[Dataset records]
________
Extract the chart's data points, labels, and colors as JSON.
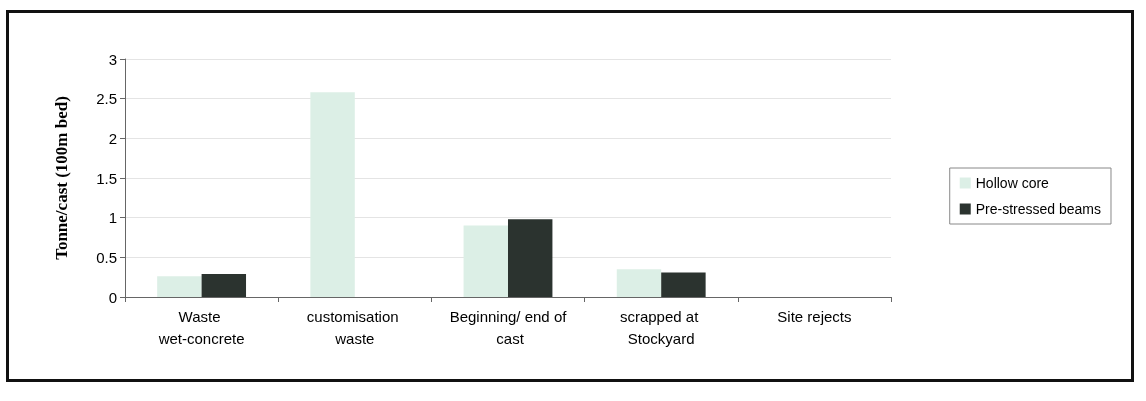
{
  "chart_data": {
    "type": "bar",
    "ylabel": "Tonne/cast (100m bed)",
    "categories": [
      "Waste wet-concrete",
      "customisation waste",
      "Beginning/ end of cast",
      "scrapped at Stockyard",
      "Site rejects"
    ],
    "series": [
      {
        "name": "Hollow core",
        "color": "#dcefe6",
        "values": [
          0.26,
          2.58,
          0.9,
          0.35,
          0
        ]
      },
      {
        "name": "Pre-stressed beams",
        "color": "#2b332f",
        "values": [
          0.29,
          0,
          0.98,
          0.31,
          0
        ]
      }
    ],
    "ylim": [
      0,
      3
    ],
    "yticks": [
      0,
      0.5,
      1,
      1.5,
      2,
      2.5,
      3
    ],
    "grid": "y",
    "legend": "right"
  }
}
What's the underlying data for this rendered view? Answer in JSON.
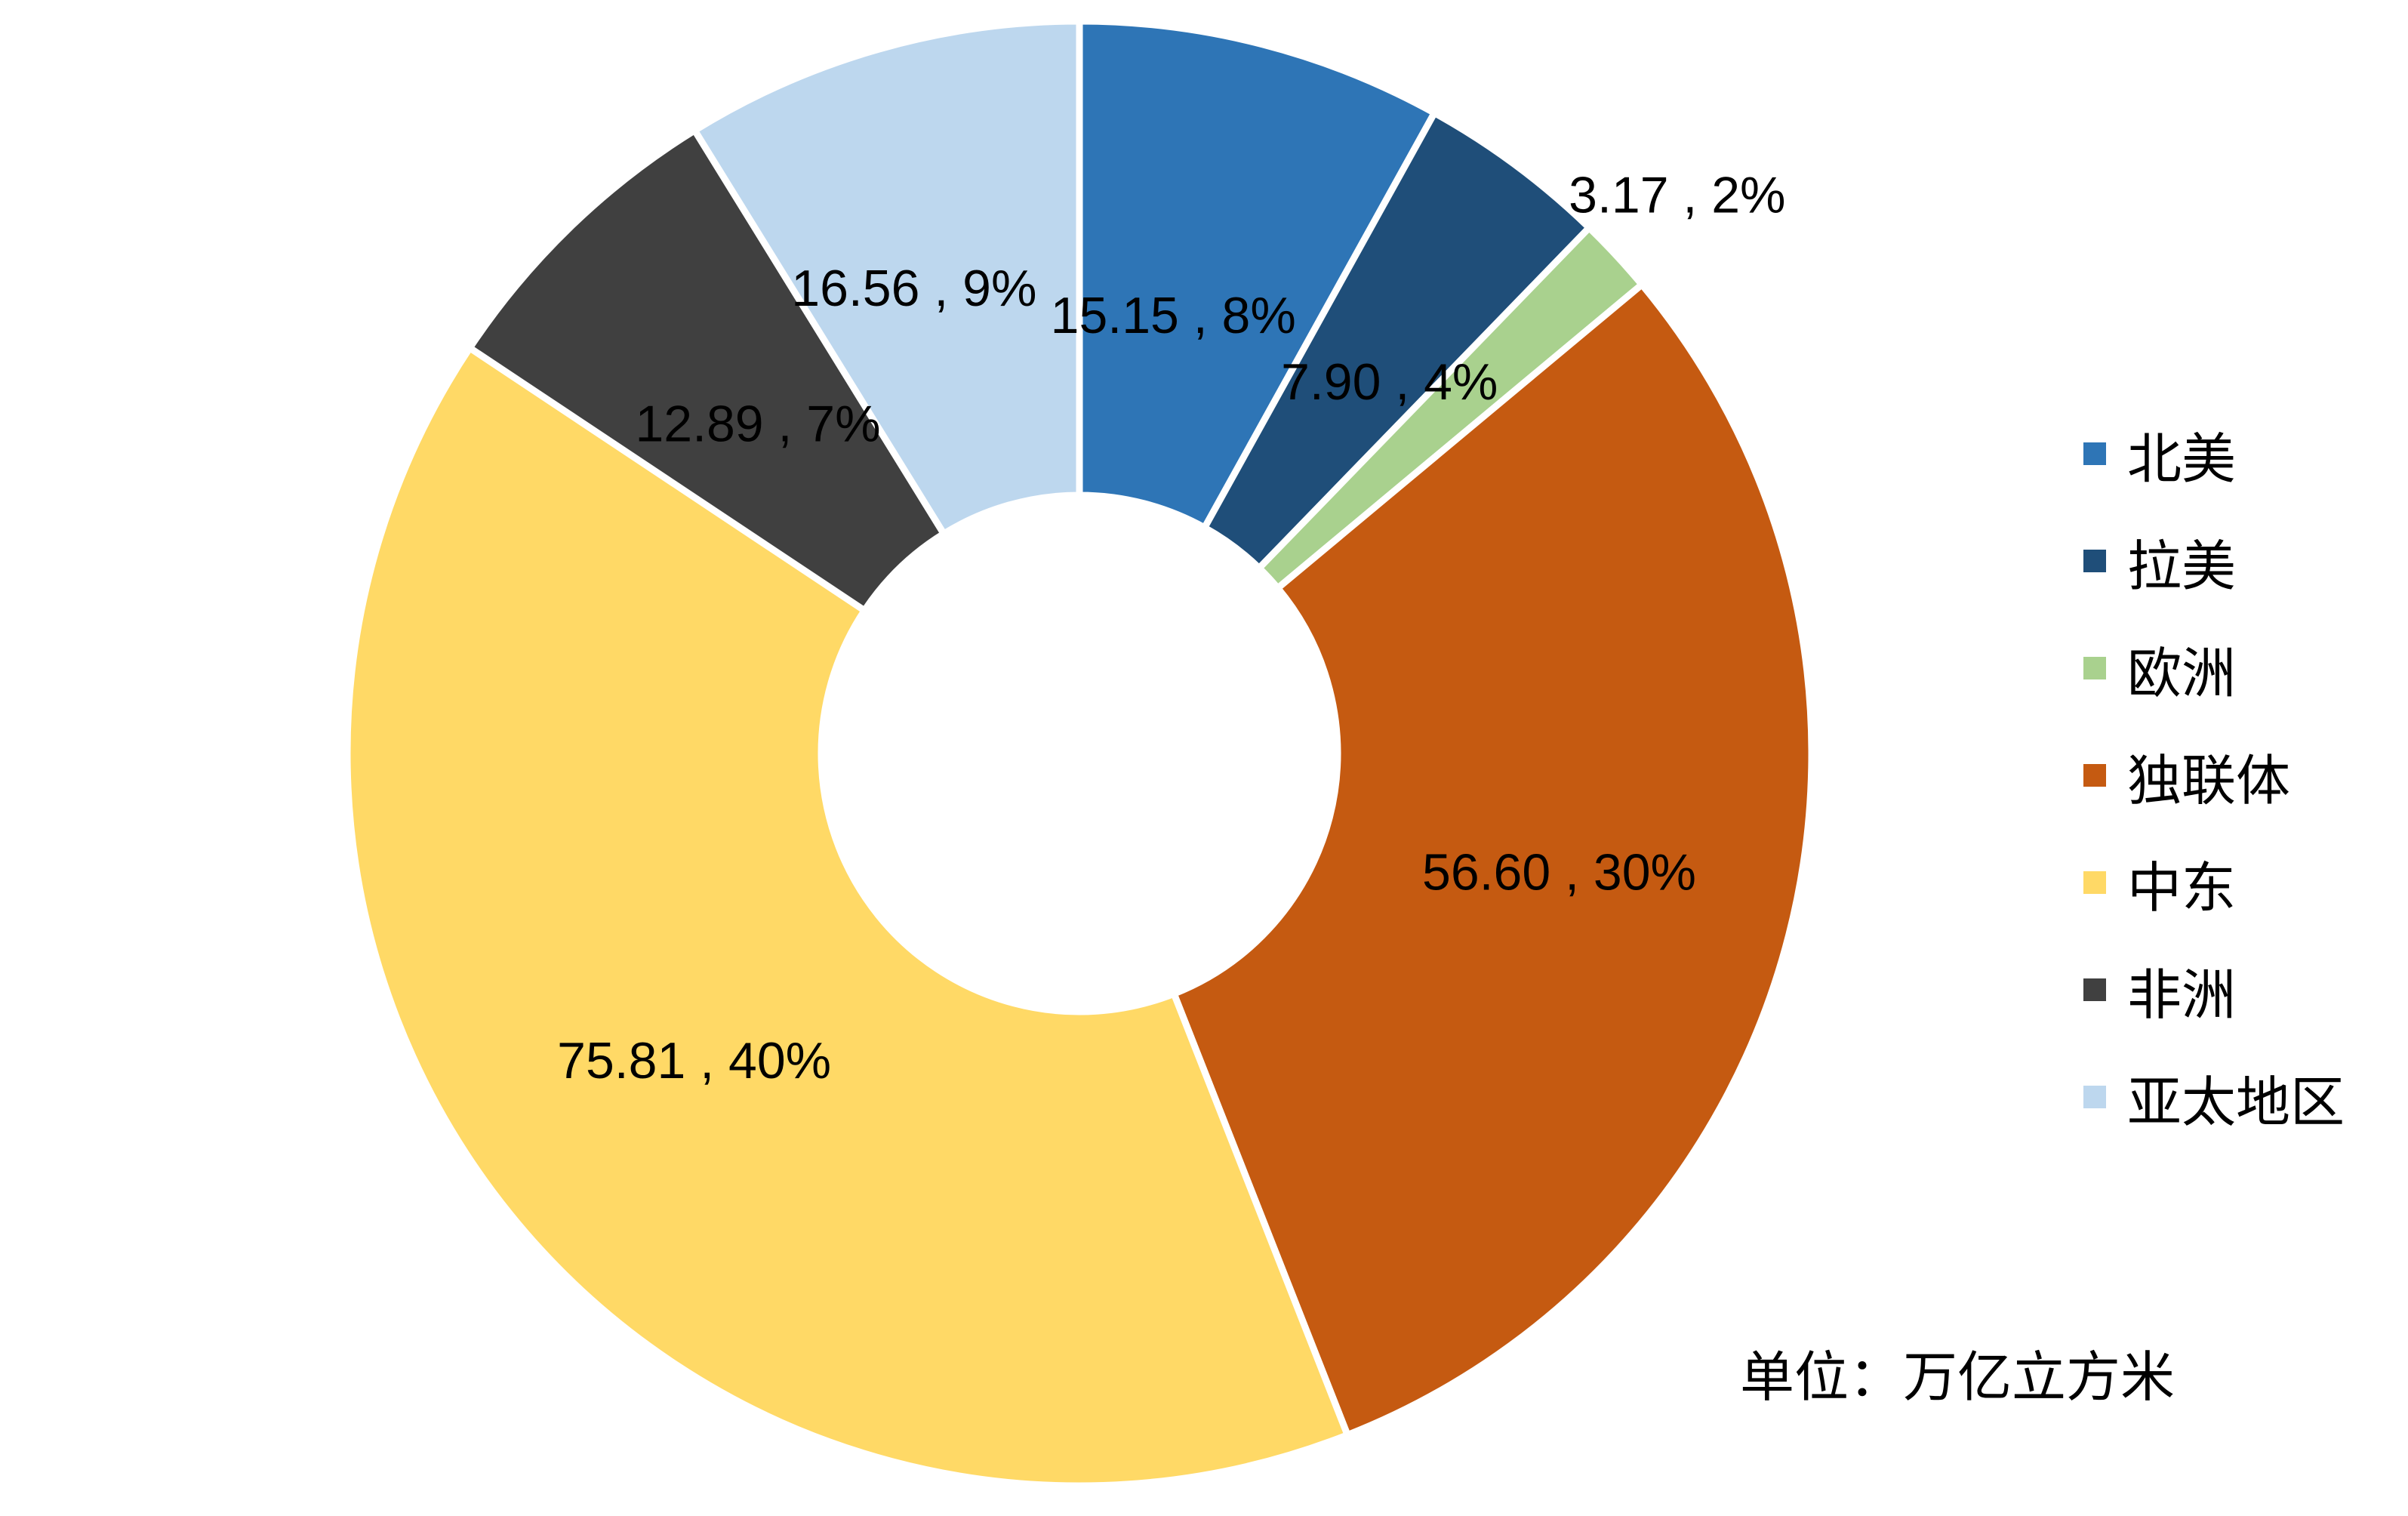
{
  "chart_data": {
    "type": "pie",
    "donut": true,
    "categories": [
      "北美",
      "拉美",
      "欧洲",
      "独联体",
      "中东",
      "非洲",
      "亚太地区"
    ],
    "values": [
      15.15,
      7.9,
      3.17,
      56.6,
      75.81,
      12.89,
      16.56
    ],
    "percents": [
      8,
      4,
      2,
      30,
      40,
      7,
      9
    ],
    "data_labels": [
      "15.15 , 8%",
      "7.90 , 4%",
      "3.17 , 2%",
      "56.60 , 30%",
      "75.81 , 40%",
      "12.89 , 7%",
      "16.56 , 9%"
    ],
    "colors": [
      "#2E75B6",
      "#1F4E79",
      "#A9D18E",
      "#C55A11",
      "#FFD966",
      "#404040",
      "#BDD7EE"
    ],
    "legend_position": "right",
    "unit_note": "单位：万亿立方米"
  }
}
________
_The request_
Every line of the data should be copied as it stands, without the images.

_In response_
Extract the chart's data points, labels, and colors as JSON.
{
  "chart_data": {
    "type": "bar",
    "ylabel": "Tonne/cast (100m bed)",
    "categories": [
      "Waste wet-concrete",
      "customisation waste",
      "Beginning/ end of cast",
      "scrapped at Stockyard",
      "Site rejects"
    ],
    "series": [
      {
        "name": "Hollow core",
        "color": "#dcefe6",
        "values": [
          0.26,
          2.58,
          0.9,
          0.35,
          0
        ]
      },
      {
        "name": "Pre-stressed beams",
        "color": "#2b332f",
        "values": [
          0.29,
          0,
          0.98,
          0.31,
          0
        ]
      }
    ],
    "ylim": [
      0,
      3
    ],
    "yticks": [
      0,
      0.5,
      1,
      1.5,
      2,
      2.5,
      3
    ],
    "grid": "y",
    "legend": "right"
  }
}
What's the underlying data for this rendered view? Answer in JSON.
{
  "chart_data": {
    "type": "pie",
    "donut": true,
    "categories": [
      "北美",
      "拉美",
      "欧洲",
      "独联体",
      "中东",
      "非洲",
      "亚太地区"
    ],
    "values": [
      15.15,
      7.9,
      3.17,
      56.6,
      75.81,
      12.89,
      16.56
    ],
    "percents": [
      8,
      4,
      2,
      30,
      40,
      7,
      9
    ],
    "data_labels": [
      "15.15 , 8%",
      "7.90 , 4%",
      "3.17 , 2%",
      "56.60 , 30%",
      "75.81 , 40%",
      "12.89 , 7%",
      "16.56 , 9%"
    ],
    "colors": [
      "#2E75B6",
      "#1F4E79",
      "#A9D18E",
      "#C55A11",
      "#FFD966",
      "#404040",
      "#BDD7EE"
    ],
    "legend_position": "right",
    "unit_note": "单位：万亿立方米"
  }
}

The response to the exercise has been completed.